What is needed
Pick out every line with the word "Instruction" and copy it.

Dataset
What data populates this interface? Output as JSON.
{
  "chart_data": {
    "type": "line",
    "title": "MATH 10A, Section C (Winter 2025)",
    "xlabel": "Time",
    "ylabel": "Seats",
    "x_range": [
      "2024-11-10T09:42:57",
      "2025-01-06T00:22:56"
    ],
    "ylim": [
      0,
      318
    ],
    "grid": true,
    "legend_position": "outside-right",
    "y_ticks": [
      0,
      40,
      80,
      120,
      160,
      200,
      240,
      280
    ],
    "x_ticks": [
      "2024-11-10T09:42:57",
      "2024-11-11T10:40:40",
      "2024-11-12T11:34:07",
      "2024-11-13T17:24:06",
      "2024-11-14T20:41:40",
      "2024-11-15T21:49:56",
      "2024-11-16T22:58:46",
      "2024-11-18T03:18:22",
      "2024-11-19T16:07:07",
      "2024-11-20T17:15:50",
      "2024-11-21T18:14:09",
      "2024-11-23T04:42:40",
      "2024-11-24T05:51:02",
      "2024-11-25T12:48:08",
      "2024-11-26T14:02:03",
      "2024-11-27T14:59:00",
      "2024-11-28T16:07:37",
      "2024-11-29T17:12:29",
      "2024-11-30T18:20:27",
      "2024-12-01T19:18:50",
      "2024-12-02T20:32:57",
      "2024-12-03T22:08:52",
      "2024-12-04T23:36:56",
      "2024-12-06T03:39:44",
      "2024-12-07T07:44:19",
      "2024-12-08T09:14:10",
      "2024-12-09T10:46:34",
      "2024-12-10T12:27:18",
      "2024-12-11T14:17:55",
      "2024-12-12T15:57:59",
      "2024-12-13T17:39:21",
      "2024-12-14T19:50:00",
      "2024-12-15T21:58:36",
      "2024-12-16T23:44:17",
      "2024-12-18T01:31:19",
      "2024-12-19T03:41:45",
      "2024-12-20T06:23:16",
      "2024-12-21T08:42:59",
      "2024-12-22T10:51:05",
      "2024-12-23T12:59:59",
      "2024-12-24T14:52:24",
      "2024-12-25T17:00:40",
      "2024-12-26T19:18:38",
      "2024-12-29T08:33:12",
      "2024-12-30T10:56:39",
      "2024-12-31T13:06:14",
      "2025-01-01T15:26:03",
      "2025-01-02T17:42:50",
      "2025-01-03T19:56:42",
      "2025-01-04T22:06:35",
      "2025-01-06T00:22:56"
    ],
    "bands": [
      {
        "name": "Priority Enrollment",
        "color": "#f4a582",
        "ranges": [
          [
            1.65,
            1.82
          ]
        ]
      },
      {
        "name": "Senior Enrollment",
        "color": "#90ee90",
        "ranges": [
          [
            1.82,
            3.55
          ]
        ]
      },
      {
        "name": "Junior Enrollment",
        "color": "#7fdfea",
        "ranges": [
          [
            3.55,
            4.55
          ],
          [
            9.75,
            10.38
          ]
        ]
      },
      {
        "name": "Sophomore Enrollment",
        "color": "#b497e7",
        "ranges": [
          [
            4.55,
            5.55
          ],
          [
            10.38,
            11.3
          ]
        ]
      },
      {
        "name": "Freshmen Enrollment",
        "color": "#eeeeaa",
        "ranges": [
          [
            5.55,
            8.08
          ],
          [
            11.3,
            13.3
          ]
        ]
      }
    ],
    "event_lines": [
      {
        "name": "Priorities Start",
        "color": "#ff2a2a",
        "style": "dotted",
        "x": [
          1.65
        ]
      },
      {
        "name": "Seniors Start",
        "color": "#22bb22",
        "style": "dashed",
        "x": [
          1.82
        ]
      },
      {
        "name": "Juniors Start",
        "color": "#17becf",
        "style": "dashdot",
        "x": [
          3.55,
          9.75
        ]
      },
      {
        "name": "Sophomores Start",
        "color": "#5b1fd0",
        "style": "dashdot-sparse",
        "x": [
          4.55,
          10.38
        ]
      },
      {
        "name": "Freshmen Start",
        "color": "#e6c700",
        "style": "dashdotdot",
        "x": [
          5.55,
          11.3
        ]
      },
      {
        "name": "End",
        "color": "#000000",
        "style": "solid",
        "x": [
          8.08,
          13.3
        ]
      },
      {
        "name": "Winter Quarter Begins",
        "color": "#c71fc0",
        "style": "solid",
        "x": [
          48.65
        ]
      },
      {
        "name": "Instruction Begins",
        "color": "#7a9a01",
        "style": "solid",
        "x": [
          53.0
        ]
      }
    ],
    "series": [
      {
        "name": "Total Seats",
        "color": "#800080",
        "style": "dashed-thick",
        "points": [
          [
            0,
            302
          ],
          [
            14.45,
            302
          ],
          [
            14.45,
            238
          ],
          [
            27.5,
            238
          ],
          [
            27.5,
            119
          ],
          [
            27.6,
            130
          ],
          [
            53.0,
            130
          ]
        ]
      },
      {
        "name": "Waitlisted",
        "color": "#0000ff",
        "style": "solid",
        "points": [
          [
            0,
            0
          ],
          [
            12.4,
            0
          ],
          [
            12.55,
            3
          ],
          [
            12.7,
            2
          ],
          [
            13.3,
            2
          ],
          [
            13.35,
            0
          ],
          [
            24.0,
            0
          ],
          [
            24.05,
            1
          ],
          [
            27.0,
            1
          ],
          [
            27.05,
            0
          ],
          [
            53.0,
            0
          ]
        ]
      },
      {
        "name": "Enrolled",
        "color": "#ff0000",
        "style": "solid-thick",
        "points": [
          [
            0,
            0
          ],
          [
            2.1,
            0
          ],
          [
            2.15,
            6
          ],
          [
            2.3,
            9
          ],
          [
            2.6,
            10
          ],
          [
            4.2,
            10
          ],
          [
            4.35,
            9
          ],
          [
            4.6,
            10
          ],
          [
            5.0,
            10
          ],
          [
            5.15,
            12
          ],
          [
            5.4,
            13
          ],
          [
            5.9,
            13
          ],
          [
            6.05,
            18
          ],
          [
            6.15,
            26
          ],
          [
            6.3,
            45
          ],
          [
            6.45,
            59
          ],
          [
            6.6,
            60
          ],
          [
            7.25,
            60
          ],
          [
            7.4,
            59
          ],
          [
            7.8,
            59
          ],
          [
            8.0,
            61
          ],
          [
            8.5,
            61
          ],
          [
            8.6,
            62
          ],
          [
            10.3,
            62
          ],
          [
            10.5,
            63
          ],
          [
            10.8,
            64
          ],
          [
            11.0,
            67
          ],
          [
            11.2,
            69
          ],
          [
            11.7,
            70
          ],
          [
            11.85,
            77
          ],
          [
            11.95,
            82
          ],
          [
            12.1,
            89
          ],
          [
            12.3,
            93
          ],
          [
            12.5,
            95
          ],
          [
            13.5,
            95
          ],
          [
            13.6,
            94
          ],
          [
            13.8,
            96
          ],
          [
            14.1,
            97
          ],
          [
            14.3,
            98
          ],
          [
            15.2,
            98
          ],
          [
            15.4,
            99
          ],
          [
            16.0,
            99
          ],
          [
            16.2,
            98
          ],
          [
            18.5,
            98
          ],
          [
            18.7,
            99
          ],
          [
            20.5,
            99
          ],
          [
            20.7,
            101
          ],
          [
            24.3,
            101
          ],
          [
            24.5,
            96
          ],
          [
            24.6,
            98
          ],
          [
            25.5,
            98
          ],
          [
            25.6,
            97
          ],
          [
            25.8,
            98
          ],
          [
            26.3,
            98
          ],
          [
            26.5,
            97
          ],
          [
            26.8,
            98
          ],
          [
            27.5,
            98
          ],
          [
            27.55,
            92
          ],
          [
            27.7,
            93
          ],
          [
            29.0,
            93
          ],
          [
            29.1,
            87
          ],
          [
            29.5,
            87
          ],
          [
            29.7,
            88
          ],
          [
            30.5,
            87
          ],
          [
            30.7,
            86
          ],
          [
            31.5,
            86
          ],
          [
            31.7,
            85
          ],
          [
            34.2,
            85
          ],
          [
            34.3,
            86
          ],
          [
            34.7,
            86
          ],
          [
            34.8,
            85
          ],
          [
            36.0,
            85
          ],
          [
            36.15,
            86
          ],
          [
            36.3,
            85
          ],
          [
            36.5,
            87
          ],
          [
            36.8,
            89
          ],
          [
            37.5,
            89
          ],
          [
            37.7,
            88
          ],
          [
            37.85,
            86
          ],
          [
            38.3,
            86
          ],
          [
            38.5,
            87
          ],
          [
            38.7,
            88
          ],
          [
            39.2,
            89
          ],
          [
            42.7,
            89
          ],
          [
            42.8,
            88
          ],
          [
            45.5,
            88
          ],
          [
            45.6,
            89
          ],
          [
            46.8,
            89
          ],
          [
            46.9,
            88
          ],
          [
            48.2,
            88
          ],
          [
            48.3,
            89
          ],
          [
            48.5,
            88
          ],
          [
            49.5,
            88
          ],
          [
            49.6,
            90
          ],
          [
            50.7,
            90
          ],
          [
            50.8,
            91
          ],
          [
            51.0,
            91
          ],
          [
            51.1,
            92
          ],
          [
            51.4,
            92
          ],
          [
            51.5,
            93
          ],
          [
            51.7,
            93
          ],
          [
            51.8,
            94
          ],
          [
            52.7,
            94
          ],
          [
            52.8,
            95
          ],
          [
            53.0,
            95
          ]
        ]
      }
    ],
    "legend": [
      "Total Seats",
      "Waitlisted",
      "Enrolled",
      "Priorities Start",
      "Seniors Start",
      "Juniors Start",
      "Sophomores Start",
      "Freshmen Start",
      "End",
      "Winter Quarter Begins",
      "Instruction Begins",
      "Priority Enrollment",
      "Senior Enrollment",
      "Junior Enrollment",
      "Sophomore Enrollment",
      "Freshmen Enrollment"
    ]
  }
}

The output
        "name": "Instruction Begins",
      "Instruction Begins",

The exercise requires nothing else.